(Collection entries)
==================================================
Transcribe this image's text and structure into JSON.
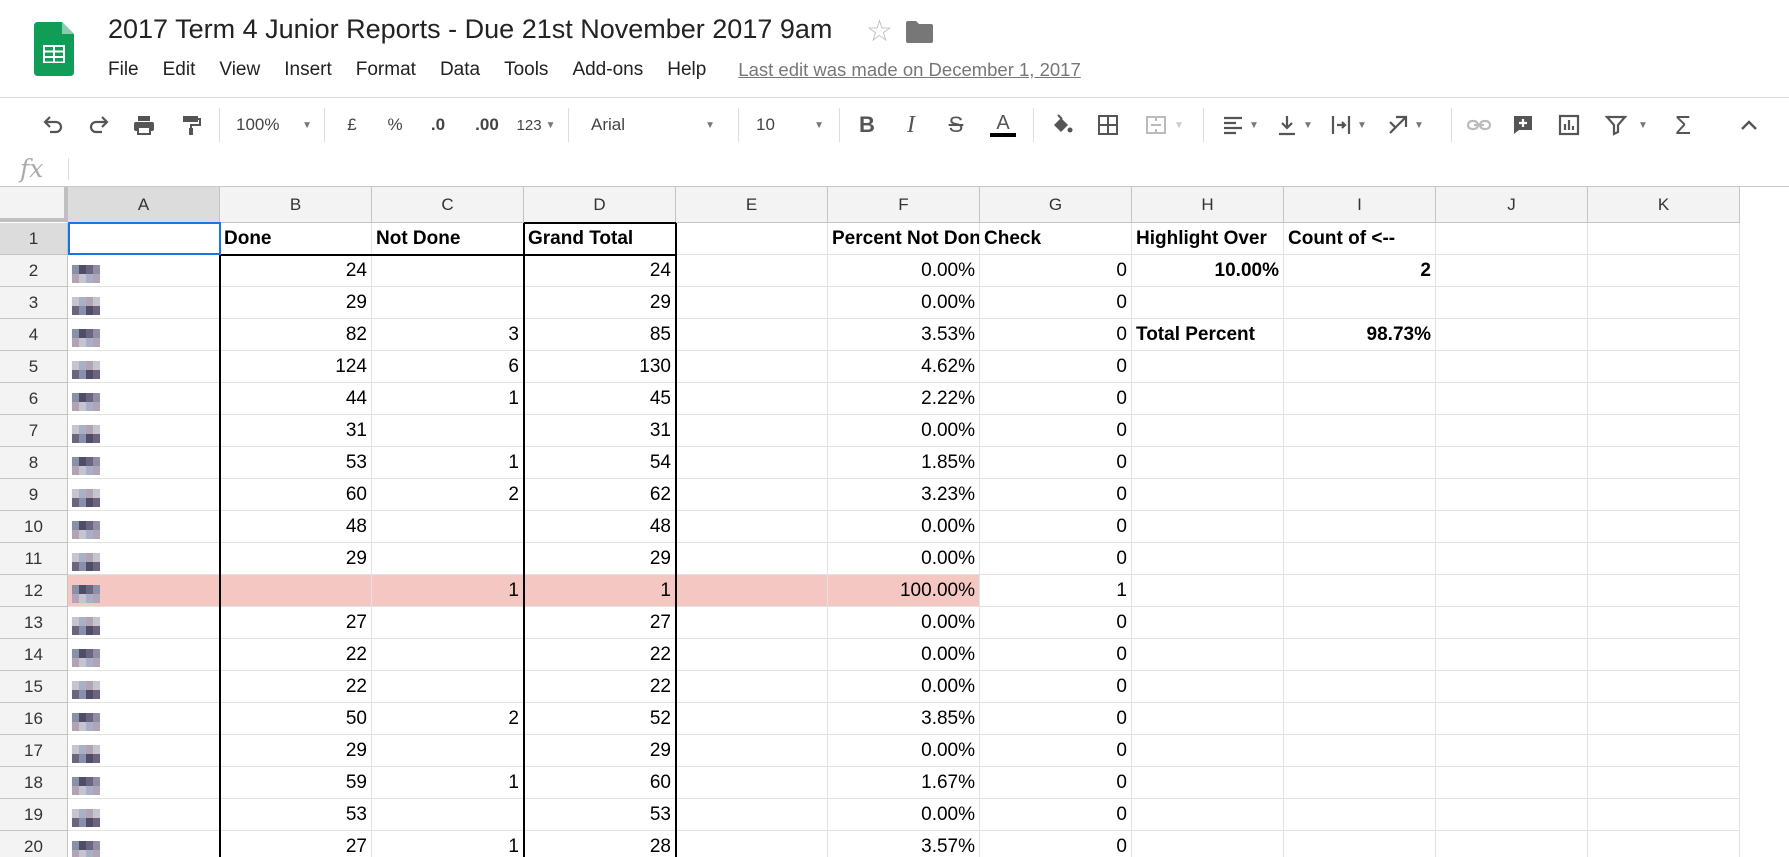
{
  "app": {
    "doc_title": "2017 Term 4 Junior Reports - Due 21st November 2017 9am",
    "last_edit": "Last edit was made on December 1, 2017",
    "menu": [
      "File",
      "Edit",
      "View",
      "Insert",
      "Format",
      "Data",
      "Tools",
      "Add-ons",
      "Help"
    ]
  },
  "toolbar": {
    "zoom": "100%",
    "currency": "£",
    "percent": "%",
    "decimal_decrease": ".0",
    "decimal_increase": ".00",
    "more_formats": "123",
    "font": "Arial",
    "font_size": "10"
  },
  "formula_bar": {
    "fx": "fx",
    "value": ""
  },
  "columns": [
    "A",
    "B",
    "C",
    "D",
    "E",
    "F",
    "G",
    "H",
    "I",
    "J",
    "K"
  ],
  "row_numbers": [
    "1",
    "2",
    "3",
    "4",
    "5",
    "6",
    "7",
    "8",
    "9",
    "10",
    "11",
    "12",
    "13",
    "14",
    "15",
    "16",
    "17",
    "18",
    "19",
    "20"
  ],
  "headers": {
    "done": "Done",
    "not_done": "Not Done",
    "grand_total": "Grand Total",
    "percent_not_done": "Percent Not Done",
    "check": "Check",
    "highlight_over": "Highlight Over",
    "count_of": "Count of <--",
    "highlight_value": "10.00%",
    "count_value": "2",
    "total_percent_label": "Total Percent",
    "total_percent_value": "98.73%"
  },
  "rows": [
    {
      "done": "24",
      "not_done": "",
      "total": "24",
      "pct": "0.00%",
      "check": "0"
    },
    {
      "done": "29",
      "not_done": "",
      "total": "29",
      "pct": "0.00%",
      "check": "0"
    },
    {
      "done": "82",
      "not_done": "3",
      "total": "85",
      "pct": "3.53%",
      "check": "0"
    },
    {
      "done": "124",
      "not_done": "6",
      "total": "130",
      "pct": "4.62%",
      "check": "0"
    },
    {
      "done": "44",
      "not_done": "1",
      "total": "45",
      "pct": "2.22%",
      "check": "0"
    },
    {
      "done": "31",
      "not_done": "",
      "total": "31",
      "pct": "0.00%",
      "check": "0"
    },
    {
      "done": "53",
      "not_done": "1",
      "total": "54",
      "pct": "1.85%",
      "check": "0"
    },
    {
      "done": "60",
      "not_done": "2",
      "total": "62",
      "pct": "3.23%",
      "check": "0"
    },
    {
      "done": "48",
      "not_done": "",
      "total": "48",
      "pct": "0.00%",
      "check": "0"
    },
    {
      "done": "29",
      "not_done": "",
      "total": "29",
      "pct": "0.00%",
      "check": "0"
    },
    {
      "done": "",
      "not_done": "1",
      "total": "1",
      "pct": "100.00%",
      "check": "1",
      "highlight": true
    },
    {
      "done": "27",
      "not_done": "",
      "total": "27",
      "pct": "0.00%",
      "check": "0"
    },
    {
      "done": "22",
      "not_done": "",
      "total": "22",
      "pct": "0.00%",
      "check": "0"
    },
    {
      "done": "22",
      "not_done": "",
      "total": "22",
      "pct": "0.00%",
      "check": "0"
    },
    {
      "done": "50",
      "not_done": "2",
      "total": "52",
      "pct": "3.85%",
      "check": "0"
    },
    {
      "done": "29",
      "not_done": "",
      "total": "29",
      "pct": "0.00%",
      "check": "0"
    },
    {
      "done": "59",
      "not_done": "1",
      "total": "60",
      "pct": "1.67%",
      "check": "0"
    },
    {
      "done": "53",
      "not_done": "",
      "total": "53",
      "pct": "0.00%",
      "check": "0"
    },
    {
      "done": "27",
      "not_done": "1",
      "total": "28",
      "pct": "3.57%",
      "check": "0"
    }
  ],
  "colors": {
    "highlight": "#f4c7c3",
    "selection": "#1a73e8",
    "sheets_green": "#0f9d58"
  }
}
==================================================
__Aim of the task__
Transcribe each line above verbatim, with the pictures left out.

__Exercise answer__
Transcribe this image's text and structure into JSON.
{
  "app": {
    "doc_title": "2017 Term 4 Junior Reports - Due 21st November 2017 9am",
    "last_edit": "Last edit was made on December 1, 2017",
    "menu": [
      "File",
      "Edit",
      "View",
      "Insert",
      "Format",
      "Data",
      "Tools",
      "Add-ons",
      "Help"
    ]
  },
  "toolbar": {
    "zoom": "100%",
    "currency": "£",
    "percent": "%",
    "decimal_decrease": ".0",
    "decimal_increase": ".00",
    "more_formats": "123",
    "font": "Arial",
    "font_size": "10"
  },
  "formula_bar": {
    "fx": "fx",
    "value": ""
  },
  "columns": [
    "A",
    "B",
    "C",
    "D",
    "E",
    "F",
    "G",
    "H",
    "I",
    "J",
    "K"
  ],
  "row_numbers": [
    "1",
    "2",
    "3",
    "4",
    "5",
    "6",
    "7",
    "8",
    "9",
    "10",
    "11",
    "12",
    "13",
    "14",
    "15",
    "16",
    "17",
    "18",
    "19",
    "20"
  ],
  "headers": {
    "done": "Done",
    "not_done": "Not Done",
    "grand_total": "Grand Total",
    "percent_not_done": "Percent Not Done",
    "check": "Check",
    "highlight_over": "Highlight Over",
    "count_of": "Count of <--",
    "highlight_value": "10.00%",
    "count_value": "2",
    "total_percent_label": "Total Percent",
    "total_percent_value": "98.73%"
  },
  "rows": [
    {
      "done": "24",
      "not_done": "",
      "total": "24",
      "pct": "0.00%",
      "check": "0"
    },
    {
      "done": "29",
      "not_done": "",
      "total": "29",
      "pct": "0.00%",
      "check": "0"
    },
    {
      "done": "82",
      "not_done": "3",
      "total": "85",
      "pct": "3.53%",
      "check": "0"
    },
    {
      "done": "124",
      "not_done": "6",
      "total": "130",
      "pct": "4.62%",
      "check": "0"
    },
    {
      "done": "44",
      "not_done": "1",
      "total": "45",
      "pct": "2.22%",
      "check": "0"
    },
    {
      "done": "31",
      "not_done": "",
      "total": "31",
      "pct": "0.00%",
      "check": "0"
    },
    {
      "done": "53",
      "not_done": "1",
      "total": "54",
      "pct": "1.85%",
      "check": "0"
    },
    {
      "done": "60",
      "not_done": "2",
      "total": "62",
      "pct": "3.23%",
      "check": "0"
    },
    {
      "done": "48",
      "not_done": "",
      "total": "48",
      "pct": "0.00%",
      "check": "0"
    },
    {
      "done": "29",
      "not_done": "",
      "total": "29",
      "pct": "0.00%",
      "check": "0"
    },
    {
      "done": "",
      "not_done": "1",
      "total": "1",
      "pct": "100.00%",
      "check": "1",
      "highlight": true
    },
    {
      "done": "27",
      "not_done": "",
      "total": "27",
      "pct": "0.00%",
      "check": "0"
    },
    {
      "done": "22",
      "not_done": "",
      "total": "22",
      "pct": "0.00%",
      "check": "0"
    },
    {
      "done": "22",
      "not_done": "",
      "total": "22",
      "pct": "0.00%",
      "check": "0"
    },
    {
      "done": "50",
      "not_done": "2",
      "total": "52",
      "pct": "3.85%",
      "check": "0"
    },
    {
      "done": "29",
      "not_done": "",
      "total": "29",
      "pct": "0.00%",
      "check": "0"
    },
    {
      "done": "59",
      "not_done": "1",
      "total": "60",
      "pct": "1.67%",
      "check": "0"
    },
    {
      "done": "53",
      "not_done": "",
      "total": "53",
      "pct": "0.00%",
      "check": "0"
    },
    {
      "done": "27",
      "not_done": "1",
      "total": "28",
      "pct": "3.57%",
      "check": "0"
    }
  ],
  "colors": {
    "highlight": "#f4c7c3",
    "selection": "#1a73e8",
    "sheets_green": "#0f9d58"
  }
}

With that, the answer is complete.